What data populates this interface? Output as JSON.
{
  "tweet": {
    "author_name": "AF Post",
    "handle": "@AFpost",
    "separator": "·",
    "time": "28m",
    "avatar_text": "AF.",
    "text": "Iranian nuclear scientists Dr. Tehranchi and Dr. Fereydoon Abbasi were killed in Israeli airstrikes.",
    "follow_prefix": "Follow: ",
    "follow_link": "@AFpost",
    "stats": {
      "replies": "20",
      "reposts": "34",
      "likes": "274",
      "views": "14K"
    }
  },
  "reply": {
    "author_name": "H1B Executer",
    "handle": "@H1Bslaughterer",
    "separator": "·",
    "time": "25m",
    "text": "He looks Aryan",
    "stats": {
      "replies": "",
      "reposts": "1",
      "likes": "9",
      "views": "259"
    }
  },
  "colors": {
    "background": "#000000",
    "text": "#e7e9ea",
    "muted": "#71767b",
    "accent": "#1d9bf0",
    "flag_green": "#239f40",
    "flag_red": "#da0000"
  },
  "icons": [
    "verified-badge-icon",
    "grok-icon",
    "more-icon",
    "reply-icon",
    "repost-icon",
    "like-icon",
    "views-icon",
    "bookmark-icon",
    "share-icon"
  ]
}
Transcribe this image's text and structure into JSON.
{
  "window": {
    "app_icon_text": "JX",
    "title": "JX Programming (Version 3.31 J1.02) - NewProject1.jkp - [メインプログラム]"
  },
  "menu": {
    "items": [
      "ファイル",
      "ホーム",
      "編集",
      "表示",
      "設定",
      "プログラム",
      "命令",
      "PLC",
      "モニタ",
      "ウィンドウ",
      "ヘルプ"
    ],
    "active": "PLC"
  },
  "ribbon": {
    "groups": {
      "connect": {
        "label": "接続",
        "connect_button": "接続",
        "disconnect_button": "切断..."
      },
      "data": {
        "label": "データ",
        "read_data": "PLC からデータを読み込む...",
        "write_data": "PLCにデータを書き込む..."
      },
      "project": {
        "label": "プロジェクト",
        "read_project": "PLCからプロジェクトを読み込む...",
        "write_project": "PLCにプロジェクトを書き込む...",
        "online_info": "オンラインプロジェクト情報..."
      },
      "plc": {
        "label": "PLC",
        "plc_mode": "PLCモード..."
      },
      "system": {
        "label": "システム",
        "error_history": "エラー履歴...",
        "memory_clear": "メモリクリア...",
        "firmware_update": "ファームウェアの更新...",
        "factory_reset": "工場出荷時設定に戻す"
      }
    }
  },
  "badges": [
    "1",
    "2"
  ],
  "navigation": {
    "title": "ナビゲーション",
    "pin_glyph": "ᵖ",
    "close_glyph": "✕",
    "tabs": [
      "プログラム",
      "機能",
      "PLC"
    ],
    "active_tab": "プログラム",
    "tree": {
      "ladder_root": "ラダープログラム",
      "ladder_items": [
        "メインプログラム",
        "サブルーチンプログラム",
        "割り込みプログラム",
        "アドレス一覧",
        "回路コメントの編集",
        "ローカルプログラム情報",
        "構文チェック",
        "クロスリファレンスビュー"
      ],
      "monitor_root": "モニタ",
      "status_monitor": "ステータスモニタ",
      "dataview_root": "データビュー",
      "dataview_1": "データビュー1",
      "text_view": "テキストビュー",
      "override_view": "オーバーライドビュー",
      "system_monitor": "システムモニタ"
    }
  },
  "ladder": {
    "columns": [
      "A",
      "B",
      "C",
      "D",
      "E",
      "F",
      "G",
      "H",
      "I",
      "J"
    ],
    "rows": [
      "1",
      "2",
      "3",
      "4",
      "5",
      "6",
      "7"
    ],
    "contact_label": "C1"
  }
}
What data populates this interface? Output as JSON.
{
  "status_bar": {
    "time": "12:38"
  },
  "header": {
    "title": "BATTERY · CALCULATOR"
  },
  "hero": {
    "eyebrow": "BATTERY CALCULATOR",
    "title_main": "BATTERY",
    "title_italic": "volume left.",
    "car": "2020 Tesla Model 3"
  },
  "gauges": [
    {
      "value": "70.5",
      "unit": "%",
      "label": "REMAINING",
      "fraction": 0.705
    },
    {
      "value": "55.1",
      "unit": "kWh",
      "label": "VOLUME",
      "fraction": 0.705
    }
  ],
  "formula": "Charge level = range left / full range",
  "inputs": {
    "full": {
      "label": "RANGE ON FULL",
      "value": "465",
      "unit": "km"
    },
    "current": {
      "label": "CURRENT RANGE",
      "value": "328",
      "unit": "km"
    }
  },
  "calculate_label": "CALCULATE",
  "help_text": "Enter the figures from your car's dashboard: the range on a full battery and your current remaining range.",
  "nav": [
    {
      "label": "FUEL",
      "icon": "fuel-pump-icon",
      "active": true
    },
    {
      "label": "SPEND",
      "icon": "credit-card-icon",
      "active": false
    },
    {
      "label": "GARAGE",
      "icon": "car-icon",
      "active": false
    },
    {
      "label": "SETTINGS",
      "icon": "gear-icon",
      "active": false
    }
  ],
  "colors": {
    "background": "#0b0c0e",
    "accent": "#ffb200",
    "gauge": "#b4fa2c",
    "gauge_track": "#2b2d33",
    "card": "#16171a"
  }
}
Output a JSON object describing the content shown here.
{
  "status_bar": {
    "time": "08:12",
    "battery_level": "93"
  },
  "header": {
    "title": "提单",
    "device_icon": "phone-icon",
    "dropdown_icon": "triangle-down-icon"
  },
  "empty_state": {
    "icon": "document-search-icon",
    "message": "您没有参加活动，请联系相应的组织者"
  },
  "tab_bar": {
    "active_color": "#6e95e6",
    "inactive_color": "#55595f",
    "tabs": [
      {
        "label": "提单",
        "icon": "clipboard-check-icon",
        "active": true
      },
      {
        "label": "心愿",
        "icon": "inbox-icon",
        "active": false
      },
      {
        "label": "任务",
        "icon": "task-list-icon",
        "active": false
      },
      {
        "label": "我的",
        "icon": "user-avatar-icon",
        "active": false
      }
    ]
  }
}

■ WHAT YOU ARE ASKED TO DO
Reproduce every record above exactly as it appears.

■ SOLUTION TO THE EXERCISE
What data populates this interface? Output as JSON.
{
  "tweet": {
    "author_name": "AF Post",
    "handle": "@AFpost",
    "separator": "·",
    "time": "28m",
    "avatar_text": "AF.",
    "text": "Iranian nuclear scientists Dr. Tehranchi and Dr. Fereydoon Abbasi were killed in Israeli airstrikes.",
    "follow_prefix": "Follow: ",
    "follow_link": "@AFpost",
    "stats": {
      "replies": "20",
      "reposts": "34",
      "likes": "274",
      "views": "14K"
    }
  },
  "reply": {
    "author_name": "H1B Executer",
    "handle": "@H1Bslaughterer",
    "separator": "·",
    "time": "25m",
    "text": "He looks Aryan",
    "stats": {
      "replies": "",
      "reposts": "1",
      "likes": "9",
      "views": "259"
    }
  },
  "colors": {
    "background": "#000000",
    "text": "#e7e9ea",
    "muted": "#71767b",
    "accent": "#1d9bf0",
    "flag_green": "#239f40",
    "flag_red": "#da0000"
  },
  "icons": [
    "verified-badge-icon",
    "grok-icon",
    "more-icon",
    "reply-icon",
    "repost-icon",
    "like-icon",
    "views-icon",
    "bookmark-icon",
    "share-icon"
  ]
}
Transcribe this image's text and structure into JSON.
{
  "window": {
    "app_icon_text": "JX",
    "title": "JX Programming (Version 3.31 J1.02) - NewProject1.jkp - [メインプログラム]"
  },
  "menu": {
    "items": [
      "ファイル",
      "ホーム",
      "編集",
      "表示",
      "設定",
      "プログラム",
      "命令",
      "PLC",
      "モニタ",
      "ウィンドウ",
      "ヘルプ"
    ],
    "active": "PLC"
  },
  "ribbon": {
    "groups": {
      "connect": {
        "label": "接続",
        "connect_button": "接続",
        "disconnect_button": "切断..."
      },
      "data": {
        "label": "データ",
        "read_data": "PLC からデータを読み込む...",
        "write_data": "PLCにデータを書き込む..."
      },
      "project": {
        "label": "プロジェクト",
        "read_project": "PLCからプロジェクトを読み込む...",
        "write_project": "PLCにプロジェクトを書き込む...",
        "online_info": "オンラインプロジェクト情報..."
      },
      "plc": {
        "label": "PLC",
        "plc_mode": "PLCモード..."
      },
      "system": {
        "label": "システム",
        "error_history": "エラー履歴...",
        "memory_clear": "メモリクリア...",
        "firmware_update": "ファームウェアの更新...",
        "factory_reset": "工場出荷時設定に戻す"
      }
    }
  },
  "badges": [
    "1",
    "2"
  ],
  "navigation": {
    "title": "ナビゲーション",
    "pin_glyph": "ᵖ",
    "close_glyph": "✕",
    "tabs": [
      "プログラム",
      "機能",
      "PLC"
    ],
    "active_tab": "プログラム",
    "tree": {
      "ladder_root": "ラダープログラム",
      "ladder_items": [
        "メインプログラム",
        "サブルーチンプログラム",
        "割り込みプログラム",
        "アドレス一覧",
        "回路コメントの編集",
        "ローカルプログラム情報",
        "構文チェック",
        "クロスリファレンスビュー"
      ],
      "monitor_root": "モニタ",
      "status_monitor": "ステータスモニタ",
      "dataview_root": "データビュー",
      "dataview_1": "データビュー1",
      "text_view": "テキストビュー",
      "override_view": "オーバーライドビュー",
      "system_monitor": "システムモニタ"
    }
  },
  "ladder": {
    "columns": [
      "A",
      "B",
      "C",
      "D",
      "E",
      "F",
      "G",
      "H",
      "I",
      "J"
    ],
    "rows": [
      "1",
      "2",
      "3",
      "4",
      "5",
      "6",
      "7"
    ],
    "contact_label": "C1"
  }
}
What data populates this interface? Output as JSON.
{
  "status_bar": {
    "time": "12:38"
  },
  "header": {
    "title": "BATTERY · CALCULATOR"
  },
  "hero": {
    "eyebrow": "BATTERY CALCULATOR",
    "title_main": "BATTERY",
    "title_italic": "volume left.",
    "car": "2020 Tesla Model 3"
  },
  "gauges": [
    {
      "value": "70.5",
      "unit": "%",
      "label": "REMAINING",
      "fraction": 0.705
    },
    {
      "value": "55.1",
      "unit": "kWh",
      "label": "VOLUME",
      "fraction": 0.705
    }
  ],
  "formula": "Charge level = range left / full range",
  "inputs": {
    "full": {
      "label": "RANGE ON FULL",
      "value": "465",
      "unit": "km"
    },
    "current": {
      "label": "CURRENT RANGE",
      "value": "328",
      "unit": "km"
    }
  },
  "calculate_label": "CALCULATE",
  "help_text": "Enter the figures from your car's dashboard: the range on a full battery and your current remaining range.",
  "nav": [
    {
      "label": "FUEL",
      "icon": "fuel-pump-icon",
      "active": true
    },
    {
      "label": "SPEND",
      "icon": "credit-card-icon",
      "active": false
    },
    {
      "label": "GARAGE",
      "icon": "car-icon",
      "active": false
    },
    {
      "label": "SETTINGS",
      "icon": "gear-icon",
      "active": false
    }
  ],
  "colors": {
    "background": "#0b0c0e",
    "accent": "#ffb200",
    "gauge": "#b4fa2c",
    "gauge_track": "#2b2d33",
    "card": "#16171a"
  }
}
Output a JSON object describing the content shown here.
{
  "status_bar": {
    "time": "08:12",
    "battery_level": "93"
  },
  "header": {
    "title": "提单",
    "device_icon": "phone-icon",
    "dropdown_icon": "triangle-down-icon"
  },
  "empty_state": {
    "icon": "document-search-icon",
    "message": "您没有参加活动，请联系相应的组织者"
  },
  "tab_bar": {
    "active_color": "#6e95e6",
    "inactive_color": "#55595f",
    "tabs": [
      {
        "label": "提单",
        "icon": "clipboard-check-icon",
        "active": true
      },
      {
        "label": "心愿",
        "icon": "inbox-icon",
        "active": false
      },
      {
        "label": "任务",
        "icon": "task-list-icon",
        "active": false
      },
      {
        "label": "我的",
        "icon": "user-avatar-icon",
        "active": false
      }
    ]
  }
}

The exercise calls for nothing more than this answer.